Collected data
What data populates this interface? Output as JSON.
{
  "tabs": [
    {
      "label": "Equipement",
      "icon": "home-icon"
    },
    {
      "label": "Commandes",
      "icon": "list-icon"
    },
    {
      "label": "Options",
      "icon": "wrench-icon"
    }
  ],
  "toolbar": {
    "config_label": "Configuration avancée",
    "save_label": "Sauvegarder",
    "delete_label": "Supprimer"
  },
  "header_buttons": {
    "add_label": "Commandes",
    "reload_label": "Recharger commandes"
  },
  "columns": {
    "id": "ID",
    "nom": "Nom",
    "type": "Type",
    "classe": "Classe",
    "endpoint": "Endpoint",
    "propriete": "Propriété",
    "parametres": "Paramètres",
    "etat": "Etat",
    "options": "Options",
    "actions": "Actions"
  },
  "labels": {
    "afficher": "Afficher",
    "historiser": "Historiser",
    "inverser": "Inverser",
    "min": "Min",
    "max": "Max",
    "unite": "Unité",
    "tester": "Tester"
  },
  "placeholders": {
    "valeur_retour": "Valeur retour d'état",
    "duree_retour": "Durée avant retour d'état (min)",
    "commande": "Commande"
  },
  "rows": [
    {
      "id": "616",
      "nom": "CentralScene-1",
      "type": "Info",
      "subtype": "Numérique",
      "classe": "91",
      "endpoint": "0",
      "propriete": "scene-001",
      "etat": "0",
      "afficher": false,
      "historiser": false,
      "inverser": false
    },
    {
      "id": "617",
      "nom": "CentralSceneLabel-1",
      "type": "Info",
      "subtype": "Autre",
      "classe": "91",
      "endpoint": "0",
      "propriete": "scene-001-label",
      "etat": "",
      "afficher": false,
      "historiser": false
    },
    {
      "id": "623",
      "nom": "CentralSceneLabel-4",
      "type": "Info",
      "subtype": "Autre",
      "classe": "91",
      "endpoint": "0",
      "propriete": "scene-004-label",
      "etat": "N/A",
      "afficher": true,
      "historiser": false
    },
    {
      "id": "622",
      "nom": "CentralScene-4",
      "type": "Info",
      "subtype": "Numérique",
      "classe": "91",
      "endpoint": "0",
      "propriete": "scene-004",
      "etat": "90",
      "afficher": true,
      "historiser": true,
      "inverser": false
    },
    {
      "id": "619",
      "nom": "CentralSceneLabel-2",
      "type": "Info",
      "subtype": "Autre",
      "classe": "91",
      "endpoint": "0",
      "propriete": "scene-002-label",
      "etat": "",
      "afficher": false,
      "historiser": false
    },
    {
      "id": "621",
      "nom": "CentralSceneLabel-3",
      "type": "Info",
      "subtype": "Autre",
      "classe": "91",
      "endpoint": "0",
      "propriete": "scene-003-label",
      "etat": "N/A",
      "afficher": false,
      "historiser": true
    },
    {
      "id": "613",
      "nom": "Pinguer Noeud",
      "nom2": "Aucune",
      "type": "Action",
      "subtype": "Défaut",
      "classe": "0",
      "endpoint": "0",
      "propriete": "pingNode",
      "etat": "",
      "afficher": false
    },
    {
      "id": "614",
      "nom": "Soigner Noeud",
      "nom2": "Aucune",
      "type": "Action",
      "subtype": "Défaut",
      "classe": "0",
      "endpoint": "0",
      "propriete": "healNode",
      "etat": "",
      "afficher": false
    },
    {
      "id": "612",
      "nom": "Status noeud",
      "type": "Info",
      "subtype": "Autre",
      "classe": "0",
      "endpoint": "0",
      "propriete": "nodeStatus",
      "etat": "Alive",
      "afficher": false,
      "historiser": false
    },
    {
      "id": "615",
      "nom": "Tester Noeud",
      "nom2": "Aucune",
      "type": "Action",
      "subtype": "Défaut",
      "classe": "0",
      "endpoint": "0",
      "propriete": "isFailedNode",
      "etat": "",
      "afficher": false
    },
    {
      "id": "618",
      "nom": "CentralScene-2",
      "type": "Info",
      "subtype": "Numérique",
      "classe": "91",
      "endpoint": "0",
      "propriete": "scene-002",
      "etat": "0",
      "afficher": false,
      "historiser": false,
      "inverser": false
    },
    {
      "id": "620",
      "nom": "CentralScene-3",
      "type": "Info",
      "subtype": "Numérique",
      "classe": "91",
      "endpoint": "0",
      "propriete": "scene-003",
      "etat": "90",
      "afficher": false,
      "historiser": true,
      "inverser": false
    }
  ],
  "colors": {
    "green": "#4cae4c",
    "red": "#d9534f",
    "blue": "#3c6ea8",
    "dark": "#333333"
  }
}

• _GOAL_
Quote all of the entries verbatim.

• _CORRECT OUTPUT_
What data populates this interface? Output as JSON.
{
  "tabs": [
    {
      "label": "Equipement",
      "icon": "home-icon"
    },
    {
      "label": "Commandes",
      "icon": "list-icon"
    },
    {
      "label": "Options",
      "icon": "wrench-icon"
    }
  ],
  "toolbar": {
    "config_label": "Configuration avancée",
    "save_label": "Sauvegarder",
    "delete_label": "Supprimer"
  },
  "header_buttons": {
    "add_label": "Commandes",
    "reload_label": "Recharger commandes"
  },
  "columns": {
    "id": "ID",
    "nom": "Nom",
    "type": "Type",
    "classe": "Classe",
    "endpoint": "Endpoint",
    "propriete": "Propriété",
    "parametres": "Paramètres",
    "etat": "Etat",
    "options": "Options",
    "actions": "Actions"
  },
  "labels": {
    "afficher": "Afficher",
    "historiser": "Historiser",
    "inverser": "Inverser",
    "min": "Min",
    "max": "Max",
    "unite": "Unité",
    "tester": "Tester"
  },
  "placeholders": {
    "valeur_retour": "Valeur retour d'état",
    "duree_retour": "Durée avant retour d'état (min)",
    "commande": "Commande"
  },
  "rows": [
    {
      "id": "616",
      "nom": "CentralScene-1",
      "type": "Info",
      "subtype": "Numérique",
      "classe": "91",
      "endpoint": "0",
      "propriete": "scene-001",
      "etat": "0",
      "afficher": false,
      "historiser": false,
      "inverser": false
    },
    {
      "id": "617",
      "nom": "CentralSceneLabel-1",
      "type": "Info",
      "subtype": "Autre",
      "classe": "91",
      "endpoint": "0",
      "propriete": "scene-001-label",
      "etat": "",
      "afficher": false,
      "historiser": false
    },
    {
      "id": "623",
      "nom": "CentralSceneLabel-4",
      "type": "Info",
      "subtype": "Autre",
      "classe": "91",
      "endpoint": "0",
      "propriete": "scene-004-label",
      "etat": "N/A",
      "afficher": true,
      "historiser": false
    },
    {
      "id": "622",
      "nom": "CentralScene-4",
      "type": "Info",
      "subtype": "Numérique",
      "classe": "91",
      "endpoint": "0",
      "propriete": "scene-004",
      "etat": "90",
      "afficher": true,
      "historiser": true,
      "inverser": false
    },
    {
      "id": "619",
      "nom": "CentralSceneLabel-2",
      "type": "Info",
      "subtype": "Autre",
      "classe": "91",
      "endpoint": "0",
      "propriete": "scene-002-label",
      "etat": "",
      "afficher": false,
      "historiser": false
    },
    {
      "id": "621",
      "nom": "CentralSceneLabel-3",
      "type": "Info",
      "subtype": "Autre",
      "classe": "91",
      "endpoint": "0",
      "propriete": "scene-003-label",
      "etat": "N/A",
      "afficher": false,
      "historiser": true
    },
    {
      "id": "613",
      "nom": "Pinguer Noeud",
      "nom2": "Aucune",
      "type": "Action",
      "subtype": "Défaut",
      "classe": "0",
      "endpoint": "0",
      "propriete": "pingNode",
      "etat": "",
      "afficher": false
    },
    {
      "id": "614",
      "nom": "Soigner Noeud",
      "nom2": "Aucune",
      "type": "Action",
      "subtype": "Défaut",
      "classe": "0",
      "endpoint": "0",
      "propriete": "healNode",
      "etat": "",
      "afficher": false
    },
    {
      "id": "612",
      "nom": "Status noeud",
      "type": "Info",
      "subtype": "Autre",
      "classe": "0",
      "endpoint": "0",
      "propriete": "nodeStatus",
      "etat": "Alive",
      "afficher": false,
      "historiser": false
    },
    {
      "id": "615",
      "nom": "Tester Noeud",
      "nom2": "Aucune",
      "type": "Action",
      "subtype": "Défaut",
      "classe": "0",
      "endpoint": "0",
      "propriete": "isFailedNode",
      "etat": "",
      "afficher": false
    },
    {
      "id": "618",
      "nom": "CentralScene-2",
      "type": "Info",
      "subtype": "Numérique",
      "classe": "91",
      "endpoint": "0",
      "propriete": "scene-002",
      "etat": "0",
      "afficher": false,
      "historiser": false,
      "inverser": false
    },
    {
      "id": "620",
      "nom": "CentralScene-3",
      "type": "Info",
      "subtype": "Numérique",
      "classe": "91",
      "endpoint": "0",
      "propriete": "scene-003",
      "etat": "90",
      "afficher": false,
      "historiser": true,
      "inverser": false
    }
  ],
  "colors": {
    "green": "#4cae4c",
    "red": "#d9534f",
    "blue": "#3c6ea8",
    "dark": "#333333"
  }
}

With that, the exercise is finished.